== Records for this task

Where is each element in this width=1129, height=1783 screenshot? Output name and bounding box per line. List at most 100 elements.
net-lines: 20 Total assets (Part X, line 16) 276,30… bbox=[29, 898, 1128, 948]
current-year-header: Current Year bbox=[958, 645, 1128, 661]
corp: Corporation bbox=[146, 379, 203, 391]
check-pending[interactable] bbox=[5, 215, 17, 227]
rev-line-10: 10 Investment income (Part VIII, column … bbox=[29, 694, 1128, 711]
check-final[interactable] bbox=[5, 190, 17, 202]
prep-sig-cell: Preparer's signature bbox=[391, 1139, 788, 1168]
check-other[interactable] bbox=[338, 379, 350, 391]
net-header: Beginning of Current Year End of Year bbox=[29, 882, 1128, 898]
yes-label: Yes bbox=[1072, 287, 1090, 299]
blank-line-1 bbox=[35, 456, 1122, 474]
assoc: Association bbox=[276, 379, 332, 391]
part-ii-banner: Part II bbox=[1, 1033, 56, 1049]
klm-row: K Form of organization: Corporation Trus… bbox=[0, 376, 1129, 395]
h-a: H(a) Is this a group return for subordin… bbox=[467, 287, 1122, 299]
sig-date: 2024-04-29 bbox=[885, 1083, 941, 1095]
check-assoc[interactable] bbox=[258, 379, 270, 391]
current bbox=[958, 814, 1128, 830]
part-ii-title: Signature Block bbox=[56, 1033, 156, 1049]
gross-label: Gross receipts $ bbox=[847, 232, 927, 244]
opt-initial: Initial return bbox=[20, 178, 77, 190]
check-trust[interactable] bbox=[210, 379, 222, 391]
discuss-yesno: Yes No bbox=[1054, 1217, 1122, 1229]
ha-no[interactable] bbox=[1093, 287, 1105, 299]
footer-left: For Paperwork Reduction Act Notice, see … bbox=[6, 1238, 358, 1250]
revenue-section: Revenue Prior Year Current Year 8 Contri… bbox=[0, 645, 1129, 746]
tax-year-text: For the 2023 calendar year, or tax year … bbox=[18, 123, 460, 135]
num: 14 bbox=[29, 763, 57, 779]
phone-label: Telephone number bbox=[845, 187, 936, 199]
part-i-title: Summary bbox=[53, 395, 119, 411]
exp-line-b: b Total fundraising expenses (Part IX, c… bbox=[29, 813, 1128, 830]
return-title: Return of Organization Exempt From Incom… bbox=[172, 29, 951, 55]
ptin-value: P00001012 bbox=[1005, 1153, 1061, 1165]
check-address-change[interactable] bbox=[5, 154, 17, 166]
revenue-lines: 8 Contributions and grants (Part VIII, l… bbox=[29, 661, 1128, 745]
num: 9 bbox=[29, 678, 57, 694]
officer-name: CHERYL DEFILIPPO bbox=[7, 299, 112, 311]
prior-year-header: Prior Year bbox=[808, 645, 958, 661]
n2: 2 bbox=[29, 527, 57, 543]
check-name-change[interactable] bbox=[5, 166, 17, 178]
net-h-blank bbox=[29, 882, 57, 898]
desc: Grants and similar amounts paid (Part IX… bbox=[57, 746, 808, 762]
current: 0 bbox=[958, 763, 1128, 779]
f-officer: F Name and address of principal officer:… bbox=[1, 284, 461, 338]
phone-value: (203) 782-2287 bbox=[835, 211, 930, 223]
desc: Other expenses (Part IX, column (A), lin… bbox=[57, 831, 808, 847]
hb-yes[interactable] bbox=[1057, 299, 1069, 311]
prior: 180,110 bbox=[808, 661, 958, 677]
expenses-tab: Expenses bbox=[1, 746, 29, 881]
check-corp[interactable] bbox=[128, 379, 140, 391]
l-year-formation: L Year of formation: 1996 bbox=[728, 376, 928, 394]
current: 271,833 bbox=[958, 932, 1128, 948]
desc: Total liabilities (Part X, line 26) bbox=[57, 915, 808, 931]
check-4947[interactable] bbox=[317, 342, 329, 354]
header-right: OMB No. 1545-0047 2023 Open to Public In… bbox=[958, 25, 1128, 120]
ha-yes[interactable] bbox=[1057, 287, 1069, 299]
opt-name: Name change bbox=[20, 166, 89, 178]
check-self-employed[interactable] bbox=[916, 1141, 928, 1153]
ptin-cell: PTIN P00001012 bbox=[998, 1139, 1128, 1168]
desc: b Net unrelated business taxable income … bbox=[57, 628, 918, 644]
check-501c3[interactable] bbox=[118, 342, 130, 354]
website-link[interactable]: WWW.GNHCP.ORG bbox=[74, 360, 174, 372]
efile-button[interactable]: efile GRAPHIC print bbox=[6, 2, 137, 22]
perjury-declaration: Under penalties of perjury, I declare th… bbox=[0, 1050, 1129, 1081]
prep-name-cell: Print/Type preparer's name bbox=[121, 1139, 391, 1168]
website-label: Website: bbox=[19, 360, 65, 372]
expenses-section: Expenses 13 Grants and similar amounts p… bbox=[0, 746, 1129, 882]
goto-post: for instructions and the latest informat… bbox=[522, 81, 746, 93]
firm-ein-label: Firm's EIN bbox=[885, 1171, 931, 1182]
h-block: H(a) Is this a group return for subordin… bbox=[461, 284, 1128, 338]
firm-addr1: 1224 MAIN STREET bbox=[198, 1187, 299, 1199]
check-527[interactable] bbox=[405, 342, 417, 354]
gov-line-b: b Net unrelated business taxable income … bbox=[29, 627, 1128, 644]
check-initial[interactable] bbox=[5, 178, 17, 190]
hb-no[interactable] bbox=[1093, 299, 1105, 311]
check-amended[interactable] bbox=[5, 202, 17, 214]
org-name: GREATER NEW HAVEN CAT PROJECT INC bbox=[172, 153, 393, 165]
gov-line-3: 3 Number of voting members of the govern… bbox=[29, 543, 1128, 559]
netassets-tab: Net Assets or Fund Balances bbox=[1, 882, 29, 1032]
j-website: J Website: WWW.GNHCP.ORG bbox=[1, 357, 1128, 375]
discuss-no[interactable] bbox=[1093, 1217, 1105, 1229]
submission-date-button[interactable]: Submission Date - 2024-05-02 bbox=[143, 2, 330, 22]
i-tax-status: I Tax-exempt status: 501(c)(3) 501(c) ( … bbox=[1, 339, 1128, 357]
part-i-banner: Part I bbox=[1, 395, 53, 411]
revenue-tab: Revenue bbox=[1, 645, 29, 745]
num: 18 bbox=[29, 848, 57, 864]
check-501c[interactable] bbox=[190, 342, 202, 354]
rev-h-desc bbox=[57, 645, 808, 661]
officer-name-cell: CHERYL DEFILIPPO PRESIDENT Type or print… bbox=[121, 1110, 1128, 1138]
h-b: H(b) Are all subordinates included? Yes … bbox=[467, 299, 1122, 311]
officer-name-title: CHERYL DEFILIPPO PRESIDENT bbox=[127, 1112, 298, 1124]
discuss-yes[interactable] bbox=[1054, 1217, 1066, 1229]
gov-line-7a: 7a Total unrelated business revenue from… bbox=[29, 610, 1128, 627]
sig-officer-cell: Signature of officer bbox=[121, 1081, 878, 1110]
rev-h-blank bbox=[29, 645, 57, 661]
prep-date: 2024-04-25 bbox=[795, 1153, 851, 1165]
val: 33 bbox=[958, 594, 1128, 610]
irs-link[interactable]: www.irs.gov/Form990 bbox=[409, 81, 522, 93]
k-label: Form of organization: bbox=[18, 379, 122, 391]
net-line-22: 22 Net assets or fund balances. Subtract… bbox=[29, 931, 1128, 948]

====

> Instructions to follow
Copy every one of the rows above line for line, without changing a single character.

> Result of the task
Where is each element in this width=1129, height=1783 screenshot? Output name and bounding box per line. List at most 100 elements.
net-lines: 20 Total assets (Part X, line 16) 276,30… bbox=[29, 898, 1128, 948]
current-year-header: Current Year bbox=[958, 645, 1128, 661]
corp: Corporation bbox=[146, 379, 203, 391]
check-pending[interactable] bbox=[5, 215, 17, 227]
rev-line-10: 10 Investment income (Part VIII, column … bbox=[29, 694, 1128, 711]
check-final[interactable] bbox=[5, 190, 17, 202]
prep-sig-cell: Preparer's signature bbox=[391, 1139, 788, 1168]
check-other[interactable] bbox=[338, 379, 350, 391]
net-header: Beginning of Current Year End of Year bbox=[29, 882, 1128, 898]
yes-label: Yes bbox=[1072, 287, 1090, 299]
blank-line-1 bbox=[35, 456, 1122, 474]
assoc: Association bbox=[276, 379, 332, 391]
part-ii-banner: Part II bbox=[1, 1033, 56, 1049]
klm-row: K Form of organization: Corporation Trus… bbox=[0, 376, 1129, 395]
h-a: H(a) Is this a group return for subordin… bbox=[467, 287, 1122, 299]
sig-date: 2024-04-29 bbox=[885, 1083, 941, 1095]
check-assoc[interactable] bbox=[258, 379, 270, 391]
current bbox=[958, 814, 1128, 830]
part-ii-title: Signature Block bbox=[56, 1033, 156, 1049]
gross-label: Gross receipts $ bbox=[847, 232, 927, 244]
opt-initial: Initial return bbox=[20, 178, 77, 190]
check-trust[interactable] bbox=[210, 379, 222, 391]
discuss-yesno: Yes No bbox=[1054, 1217, 1122, 1229]
ha-no[interactable] bbox=[1093, 287, 1105, 299]
footer-left: For Paperwork Reduction Act Notice, see … bbox=[6, 1238, 358, 1250]
revenue-section: Revenue Prior Year Current Year 8 Contri… bbox=[0, 645, 1129, 746]
tax-year-text: For the 2023 calendar year, or tax year … bbox=[18, 123, 460, 135]
num: 14 bbox=[29, 763, 57, 779]
phone-label: Telephone number bbox=[845, 187, 936, 199]
part-i-title: Summary bbox=[53, 395, 119, 411]
exp-line-b: b Total fundraising expenses (Part IX, c… bbox=[29, 813, 1128, 830]
return-title: Return of Organization Exempt From Incom… bbox=[172, 29, 951, 55]
ptin-value: P00001012 bbox=[1005, 1153, 1061, 1165]
check-address-change[interactable] bbox=[5, 154, 17, 166]
revenue-lines: 8 Contributions and grants (Part VIII, l… bbox=[29, 661, 1128, 745]
num: 9 bbox=[29, 678, 57, 694]
officer-name: CHERYL DEFILIPPO bbox=[7, 299, 112, 311]
prior-year-header: Prior Year bbox=[808, 645, 958, 661]
n2: 2 bbox=[29, 527, 57, 543]
check-name-change[interactable] bbox=[5, 166, 17, 178]
net-h-blank bbox=[29, 882, 57, 898]
desc: Grants and similar amounts paid (Part IX… bbox=[57, 746, 808, 762]
current: 0 bbox=[958, 763, 1128, 779]
f-officer: F Name and address of principal officer:… bbox=[1, 284, 461, 338]
phone-value: (203) 782-2287 bbox=[835, 211, 930, 223]
desc: Other expenses (Part IX, column (A), lin… bbox=[57, 831, 808, 847]
hb-yes[interactable] bbox=[1057, 299, 1069, 311]
prior: 180,110 bbox=[808, 661, 958, 677]
expenses-tab: Expenses bbox=[1, 746, 29, 881]
check-corp[interactable] bbox=[128, 379, 140, 391]
l-year-formation: L Year of formation: 1996 bbox=[728, 376, 928, 394]
current: 271,833 bbox=[958, 932, 1128, 948]
desc: Total liabilities (Part X, line 26) bbox=[57, 915, 808, 931]
check-4947[interactable] bbox=[317, 342, 329, 354]
header-right: OMB No. 1545-0047 2023 Open to Public In… bbox=[958, 25, 1128, 120]
ha-yes[interactable] bbox=[1057, 287, 1069, 299]
opt-name: Name change bbox=[20, 166, 89, 178]
check-self-employed[interactable] bbox=[916, 1141, 928, 1153]
ptin-cell: PTIN P00001012 bbox=[998, 1139, 1128, 1168]
desc: b Net unrelated business taxable income … bbox=[57, 628, 918, 644]
check-501c3[interactable] bbox=[118, 342, 130, 354]
website-link[interactable]: WWW.GNHCP.ORG bbox=[74, 360, 174, 372]
efile-button[interactable]: efile GRAPHIC print bbox=[6, 2, 137, 22]
perjury-declaration: Under penalties of perjury, I declare th… bbox=[0, 1050, 1129, 1081]
prep-name-cell: Print/Type preparer's name bbox=[121, 1139, 391, 1168]
website-label: Website: bbox=[19, 360, 65, 372]
expenses-section: Expenses 13 Grants and similar amounts p… bbox=[0, 746, 1129, 882]
goto-post: for instructions and the latest informat… bbox=[522, 81, 746, 93]
firm-ein-label: Firm's EIN bbox=[885, 1171, 931, 1182]
h-block: H(a) Is this a group return for subordin… bbox=[461, 284, 1128, 338]
firm-addr1: 1224 MAIN STREET bbox=[198, 1187, 299, 1199]
check-527[interactable] bbox=[405, 342, 417, 354]
gov-line-b: b Net unrelated business taxable income … bbox=[29, 627, 1128, 644]
check-initial[interactable] bbox=[5, 178, 17, 190]
hb-no[interactable] bbox=[1093, 299, 1105, 311]
check-amended[interactable] bbox=[5, 202, 17, 214]
org-name: GREATER NEW HAVEN CAT PROJECT INC bbox=[172, 153, 393, 165]
gov-line-3: 3 Number of voting members of the govern… bbox=[29, 543, 1128, 559]
netassets-tab: Net Assets or Fund Balances bbox=[1, 882, 29, 1032]
j-website: J Website: WWW.GNHCP.ORG bbox=[1, 357, 1128, 375]
discuss-no[interactable] bbox=[1093, 1217, 1105, 1229]
submission-date-button[interactable]: Submission Date - 2024-05-02 bbox=[143, 2, 330, 22]
i-tax-status: I Tax-exempt status: 501(c)(3) 501(c) ( … bbox=[1, 339, 1128, 357]
part-i-banner: Part I bbox=[1, 395, 53, 411]
revenue-tab: Revenue bbox=[1, 645, 29, 745]
num: 18 bbox=[29, 848, 57, 864]
check-501c[interactable] bbox=[190, 342, 202, 354]
rev-h-desc bbox=[57, 645, 808, 661]
officer-name-cell: CHERYL DEFILIPPO PRESIDENT Type or print… bbox=[121, 1110, 1128, 1138]
h-b: H(b) Are all subordinates included? Yes … bbox=[467, 299, 1122, 311]
officer-name-title: CHERYL DEFILIPPO PRESIDENT bbox=[127, 1112, 298, 1124]
discuss-yes[interactable] bbox=[1054, 1217, 1066, 1229]
gov-line-7a: 7a Total unrelated business revenue from… bbox=[29, 610, 1128, 627]
sig-officer-cell: Signature of officer bbox=[121, 1081, 878, 1110]
rev-h-blank bbox=[29, 645, 57, 661]
prep-date: 2024-04-25 bbox=[795, 1153, 851, 1165]
val: 33 bbox=[958, 594, 1128, 610]
irs-link[interactable]: www.irs.gov/Form990 bbox=[409, 81, 522, 93]
k-label: Form of organization: bbox=[18, 379, 122, 391]
net-line-22: 22 Net assets or fund balances. Subtract… bbox=[29, 931, 1128, 948]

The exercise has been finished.